* Start Exercise data *

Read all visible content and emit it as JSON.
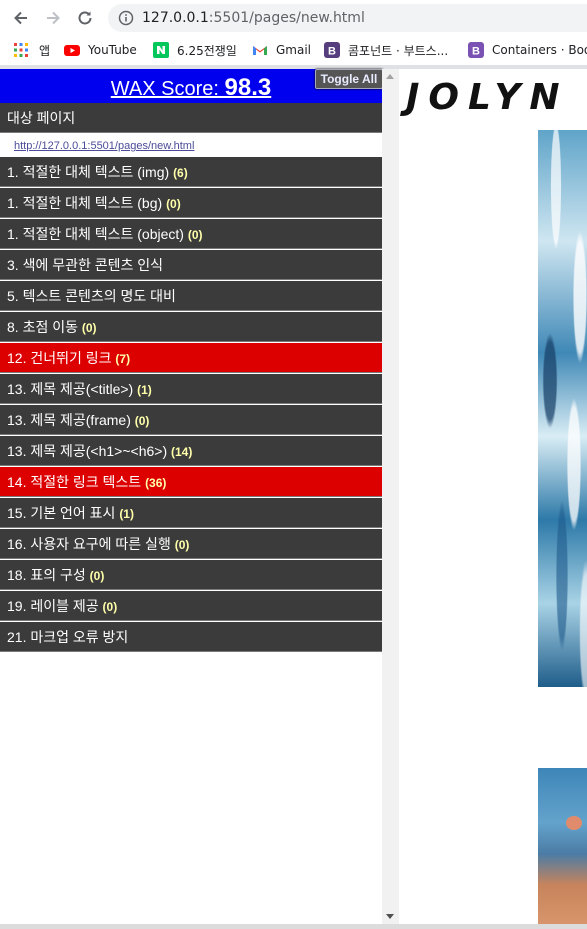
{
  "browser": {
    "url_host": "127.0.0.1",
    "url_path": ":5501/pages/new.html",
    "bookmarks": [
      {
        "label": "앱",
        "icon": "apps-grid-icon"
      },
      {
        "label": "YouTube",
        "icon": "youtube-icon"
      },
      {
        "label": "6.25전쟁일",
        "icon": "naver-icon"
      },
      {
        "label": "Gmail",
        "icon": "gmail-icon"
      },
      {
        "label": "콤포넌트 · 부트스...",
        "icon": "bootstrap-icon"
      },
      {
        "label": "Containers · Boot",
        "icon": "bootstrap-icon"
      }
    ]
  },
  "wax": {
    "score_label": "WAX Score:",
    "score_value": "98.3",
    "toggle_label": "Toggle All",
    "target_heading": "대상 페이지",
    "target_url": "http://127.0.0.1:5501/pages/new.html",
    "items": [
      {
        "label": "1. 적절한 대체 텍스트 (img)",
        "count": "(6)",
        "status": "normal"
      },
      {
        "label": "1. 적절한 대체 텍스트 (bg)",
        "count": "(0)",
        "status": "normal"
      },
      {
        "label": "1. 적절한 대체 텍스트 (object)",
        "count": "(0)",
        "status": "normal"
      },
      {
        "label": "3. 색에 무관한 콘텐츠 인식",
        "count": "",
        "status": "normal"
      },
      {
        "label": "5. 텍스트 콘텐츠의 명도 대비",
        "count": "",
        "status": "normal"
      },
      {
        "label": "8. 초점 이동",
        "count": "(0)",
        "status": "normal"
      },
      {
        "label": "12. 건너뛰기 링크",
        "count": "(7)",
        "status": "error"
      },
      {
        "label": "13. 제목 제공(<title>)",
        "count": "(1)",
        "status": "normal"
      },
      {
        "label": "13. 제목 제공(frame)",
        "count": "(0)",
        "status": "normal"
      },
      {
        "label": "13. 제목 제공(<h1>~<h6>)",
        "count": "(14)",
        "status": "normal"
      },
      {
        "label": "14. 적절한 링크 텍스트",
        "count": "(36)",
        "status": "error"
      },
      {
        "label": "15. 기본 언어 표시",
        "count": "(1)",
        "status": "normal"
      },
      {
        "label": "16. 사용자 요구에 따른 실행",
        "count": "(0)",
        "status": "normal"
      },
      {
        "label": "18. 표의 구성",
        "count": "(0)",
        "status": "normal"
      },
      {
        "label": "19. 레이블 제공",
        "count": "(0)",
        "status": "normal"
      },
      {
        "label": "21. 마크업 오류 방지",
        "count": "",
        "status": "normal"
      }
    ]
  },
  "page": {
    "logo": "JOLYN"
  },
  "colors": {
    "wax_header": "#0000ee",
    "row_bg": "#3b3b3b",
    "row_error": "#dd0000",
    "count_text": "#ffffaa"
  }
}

* End Exercise data *
* Start Exercise data *

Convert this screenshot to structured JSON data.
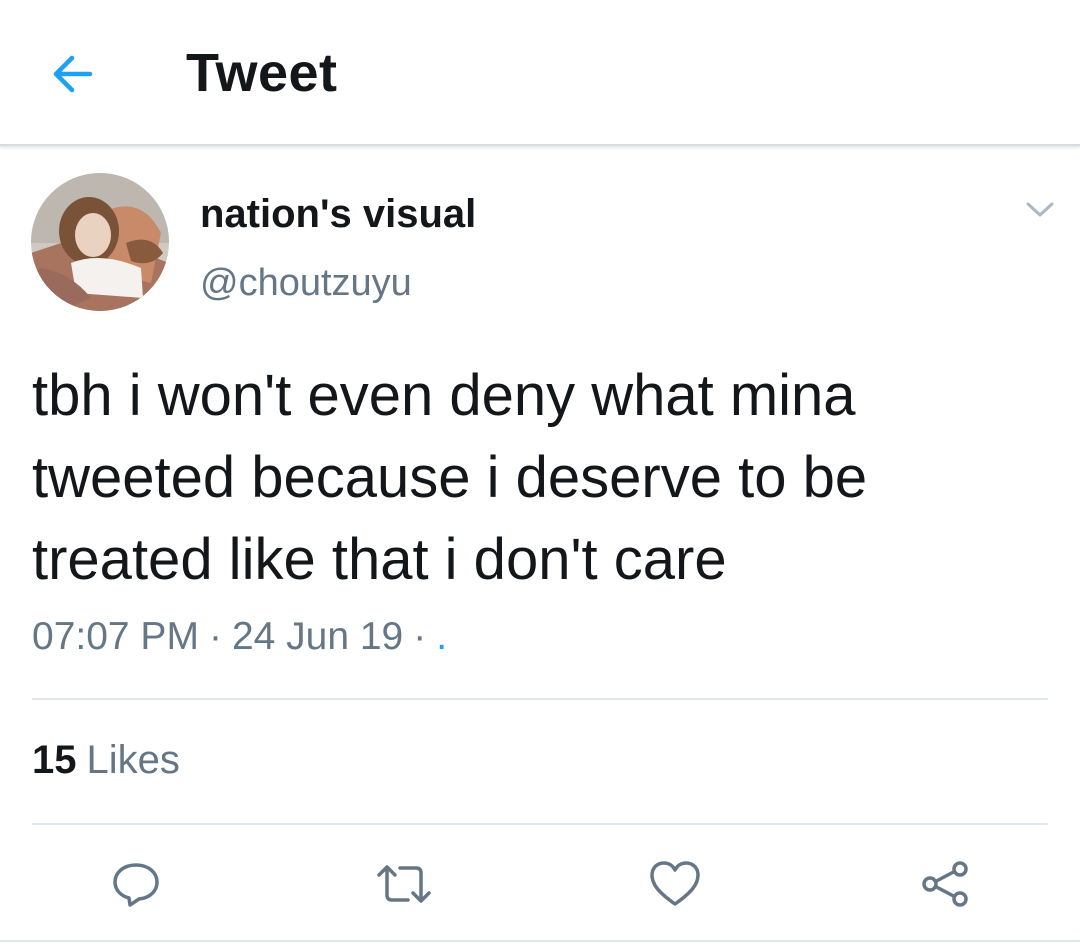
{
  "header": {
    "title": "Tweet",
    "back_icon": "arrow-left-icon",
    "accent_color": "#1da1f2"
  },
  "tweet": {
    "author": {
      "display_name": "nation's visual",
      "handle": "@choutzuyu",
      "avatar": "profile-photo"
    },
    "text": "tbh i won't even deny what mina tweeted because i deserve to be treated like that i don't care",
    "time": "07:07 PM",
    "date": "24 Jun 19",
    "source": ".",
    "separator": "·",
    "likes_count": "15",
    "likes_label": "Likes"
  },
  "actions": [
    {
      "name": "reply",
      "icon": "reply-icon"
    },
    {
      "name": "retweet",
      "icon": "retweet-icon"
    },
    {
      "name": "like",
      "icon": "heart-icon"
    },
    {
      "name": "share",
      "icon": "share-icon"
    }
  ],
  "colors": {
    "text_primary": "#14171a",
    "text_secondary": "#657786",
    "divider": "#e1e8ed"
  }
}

* End Exercise data *

__Written problem__
Filter the records above and return every line that holds the word "pages".

__Output__
    "url_path": ":5501/pages/new.html",
    "target_url": "http://127.0.0.1:5501/pages/new.html",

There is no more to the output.